Exercise directions: All entries should be output exactly as they stand.

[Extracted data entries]

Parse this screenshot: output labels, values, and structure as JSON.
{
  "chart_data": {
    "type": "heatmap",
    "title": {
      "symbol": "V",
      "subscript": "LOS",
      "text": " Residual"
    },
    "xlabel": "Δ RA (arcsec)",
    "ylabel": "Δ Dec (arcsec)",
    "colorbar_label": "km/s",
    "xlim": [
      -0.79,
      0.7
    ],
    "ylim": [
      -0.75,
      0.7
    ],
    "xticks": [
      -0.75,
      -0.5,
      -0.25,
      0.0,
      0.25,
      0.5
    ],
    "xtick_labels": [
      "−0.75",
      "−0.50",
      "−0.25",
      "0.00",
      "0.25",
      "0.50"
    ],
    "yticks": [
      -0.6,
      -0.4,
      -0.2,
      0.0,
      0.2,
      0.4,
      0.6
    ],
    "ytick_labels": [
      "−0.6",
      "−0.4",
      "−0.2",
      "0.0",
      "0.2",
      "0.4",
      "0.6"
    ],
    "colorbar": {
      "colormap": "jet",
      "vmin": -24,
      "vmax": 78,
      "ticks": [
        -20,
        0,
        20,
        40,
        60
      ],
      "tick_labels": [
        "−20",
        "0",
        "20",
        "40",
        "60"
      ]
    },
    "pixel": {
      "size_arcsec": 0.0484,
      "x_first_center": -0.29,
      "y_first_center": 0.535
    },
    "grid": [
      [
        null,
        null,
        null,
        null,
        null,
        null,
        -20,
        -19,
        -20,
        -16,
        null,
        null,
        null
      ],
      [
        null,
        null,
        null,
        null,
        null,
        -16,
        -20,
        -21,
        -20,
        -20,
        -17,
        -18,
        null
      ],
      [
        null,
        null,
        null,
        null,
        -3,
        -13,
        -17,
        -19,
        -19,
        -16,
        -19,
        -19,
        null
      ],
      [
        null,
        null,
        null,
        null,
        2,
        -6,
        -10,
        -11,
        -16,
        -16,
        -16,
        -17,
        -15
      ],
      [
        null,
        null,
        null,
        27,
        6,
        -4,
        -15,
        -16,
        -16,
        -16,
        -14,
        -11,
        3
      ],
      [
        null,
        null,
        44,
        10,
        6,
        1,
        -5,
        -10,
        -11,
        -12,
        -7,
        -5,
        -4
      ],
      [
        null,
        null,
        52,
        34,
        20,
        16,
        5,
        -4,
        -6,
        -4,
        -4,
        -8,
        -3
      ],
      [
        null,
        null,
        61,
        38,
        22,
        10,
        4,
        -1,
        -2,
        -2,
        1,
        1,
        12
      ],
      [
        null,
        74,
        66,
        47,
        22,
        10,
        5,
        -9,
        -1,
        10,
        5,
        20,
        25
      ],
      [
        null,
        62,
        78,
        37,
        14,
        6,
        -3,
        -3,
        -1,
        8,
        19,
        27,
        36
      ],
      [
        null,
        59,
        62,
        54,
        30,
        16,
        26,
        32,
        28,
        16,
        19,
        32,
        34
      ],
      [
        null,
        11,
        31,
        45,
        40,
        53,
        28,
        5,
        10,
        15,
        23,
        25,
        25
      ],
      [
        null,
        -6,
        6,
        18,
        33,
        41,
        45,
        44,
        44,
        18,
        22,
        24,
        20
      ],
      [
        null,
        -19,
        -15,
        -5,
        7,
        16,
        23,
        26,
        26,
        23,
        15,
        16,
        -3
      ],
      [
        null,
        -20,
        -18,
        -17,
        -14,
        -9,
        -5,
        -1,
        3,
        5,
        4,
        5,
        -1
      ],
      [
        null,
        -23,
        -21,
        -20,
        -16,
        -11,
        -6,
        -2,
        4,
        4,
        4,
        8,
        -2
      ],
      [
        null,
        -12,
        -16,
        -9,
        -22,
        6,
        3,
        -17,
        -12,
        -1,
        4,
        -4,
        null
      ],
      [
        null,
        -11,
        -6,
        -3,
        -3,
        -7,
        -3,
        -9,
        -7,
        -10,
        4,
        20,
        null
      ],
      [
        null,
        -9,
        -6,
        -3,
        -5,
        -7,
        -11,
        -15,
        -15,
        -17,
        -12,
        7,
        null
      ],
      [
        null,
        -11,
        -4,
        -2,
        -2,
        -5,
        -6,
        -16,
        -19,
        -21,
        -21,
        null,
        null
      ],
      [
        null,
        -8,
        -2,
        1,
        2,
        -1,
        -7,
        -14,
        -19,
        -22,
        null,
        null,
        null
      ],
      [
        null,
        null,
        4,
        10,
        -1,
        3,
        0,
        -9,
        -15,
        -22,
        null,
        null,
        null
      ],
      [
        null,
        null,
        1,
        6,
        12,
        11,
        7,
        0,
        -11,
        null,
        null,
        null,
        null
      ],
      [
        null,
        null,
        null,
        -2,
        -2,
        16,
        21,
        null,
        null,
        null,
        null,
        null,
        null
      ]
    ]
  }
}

Correct response:
Parse this screenshot: output labels, values, and structure as JSON.
{
  "chart_data": {
    "type": "heatmap",
    "title": {
      "symbol": "V",
      "subscript": "LOS",
      "text": " Residual"
    },
    "xlabel": "Δ RA (arcsec)",
    "ylabel": "Δ Dec (arcsec)",
    "colorbar_label": "km/s",
    "xlim": [
      -0.79,
      0.7
    ],
    "ylim": [
      -0.75,
      0.7
    ],
    "xticks": [
      -0.75,
      -0.5,
      -0.25,
      0.0,
      0.25,
      0.5
    ],
    "xtick_labels": [
      "−0.75",
      "−0.50",
      "−0.25",
      "0.00",
      "0.25",
      "0.50"
    ],
    "yticks": [
      -0.6,
      -0.4,
      -0.2,
      0.0,
      0.2,
      0.4,
      0.6
    ],
    "ytick_labels": [
      "−0.6",
      "−0.4",
      "−0.2",
      "0.0",
      "0.2",
      "0.4",
      "0.6"
    ],
    "colorbar": {
      "colormap": "jet",
      "vmin": -24,
      "vmax": 78,
      "ticks": [
        -20,
        0,
        20,
        40,
        60
      ],
      "tick_labels": [
        "−20",
        "0",
        "20",
        "40",
        "60"
      ]
    },
    "pixel": {
      "size_arcsec": 0.0484,
      "x_first_center": -0.29,
      "y_first_center": 0.535
    },
    "grid": [
      [
        null,
        null,
        null,
        null,
        null,
        null,
        -20,
        -19,
        -20,
        -16,
        null,
        null,
        null
      ],
      [
        null,
        null,
        null,
        null,
        null,
        -16,
        -20,
        -21,
        -20,
        -20,
        -17,
        -18,
        null
      ],
      [
        null,
        null,
        null,
        null,
        -3,
        -13,
        -17,
        -19,
        -19,
        -16,
        -19,
        -19,
        null
      ],
      [
        null,
        null,
        null,
        null,
        2,
        -6,
        -10,
        -11,
        -16,
        -16,
        -16,
        -17,
        -15
      ],
      [
        null,
        null,
        null,
        27,
        6,
        -4,
        -15,
        -16,
        -16,
        -16,
        -14,
        -11,
        3
      ],
      [
        null,
        null,
        44,
        10,
        6,
        1,
        -5,
        -10,
        -11,
        -12,
        -7,
        -5,
        -4
      ],
      [
        null,
        null,
        52,
        34,
        20,
        16,
        5,
        -4,
        -6,
        -4,
        -4,
        -8,
        -3
      ],
      [
        null,
        null,
        61,
        38,
        22,
        10,
        4,
        -1,
        -2,
        -2,
        1,
        1,
        12
      ],
      [
        null,
        74,
        66,
        47,
        22,
        10,
        5,
        -9,
        -1,
        10,
        5,
        20,
        25
      ],
      [
        null,
        62,
        78,
        37,
        14,
        6,
        -3,
        -3,
        -1,
        8,
        19,
        27,
        36
      ],
      [
        null,
        59,
        62,
        54,
        30,
        16,
        26,
        32,
        28,
        16,
        19,
        32,
        34
      ],
      [
        null,
        11,
        31,
        45,
        40,
        53,
        28,
        5,
        10,
        15,
        23,
        25,
        25
      ],
      [
        null,
        -6,
        6,
        18,
        33,
        41,
        45,
        44,
        44,
        18,
        22,
        24,
        20
      ],
      [
        null,
        -19,
        -15,
        -5,
        7,
        16,
        23,
        26,
        26,
        23,
        15,
        16,
        -3
      ],
      [
        null,
        -20,
        -18,
        -17,
        -14,
        -9,
        -5,
        -1,
        3,
        5,
        4,
        5,
        -1
      ],
      [
        null,
        -23,
        -21,
        -20,
        -16,
        -11,
        -6,
        -2,
        4,
        4,
        4,
        8,
        -2
      ],
      [
        null,
        -12,
        -16,
        -9,
        -22,
        6,
        3,
        -17,
        -12,
        -1,
        4,
        -4,
        null
      ],
      [
        null,
        -11,
        -6,
        -3,
        -3,
        -7,
        -3,
        -9,
        -7,
        -10,
        4,
        20,
        null
      ],
      [
        null,
        -9,
        -6,
        -3,
        -5,
        -7,
        -11,
        -15,
        -15,
        -17,
        -12,
        7,
        null
      ],
      [
        null,
        -11,
        -4,
        -2,
        -2,
        -5,
        -6,
        -16,
        -19,
        -21,
        -21,
        null,
        null
      ],
      [
        null,
        -8,
        -2,
        1,
        2,
        -1,
        -7,
        -14,
        -19,
        -22,
        null,
        null,
        null
      ],
      [
        null,
        null,
        4,
        10,
        -1,
        3,
        0,
        -9,
        -15,
        -22,
        null,
        null,
        null
      ],
      [
        null,
        null,
        1,
        6,
        12,
        11,
        7,
        0,
        -11,
        null,
        null,
        null,
        null
      ],
      [
        null,
        null,
        null,
        -2,
        -2,
        16,
        21,
        null,
        null,
        null,
        null,
        null,
        null
      ]
    ]
  }
}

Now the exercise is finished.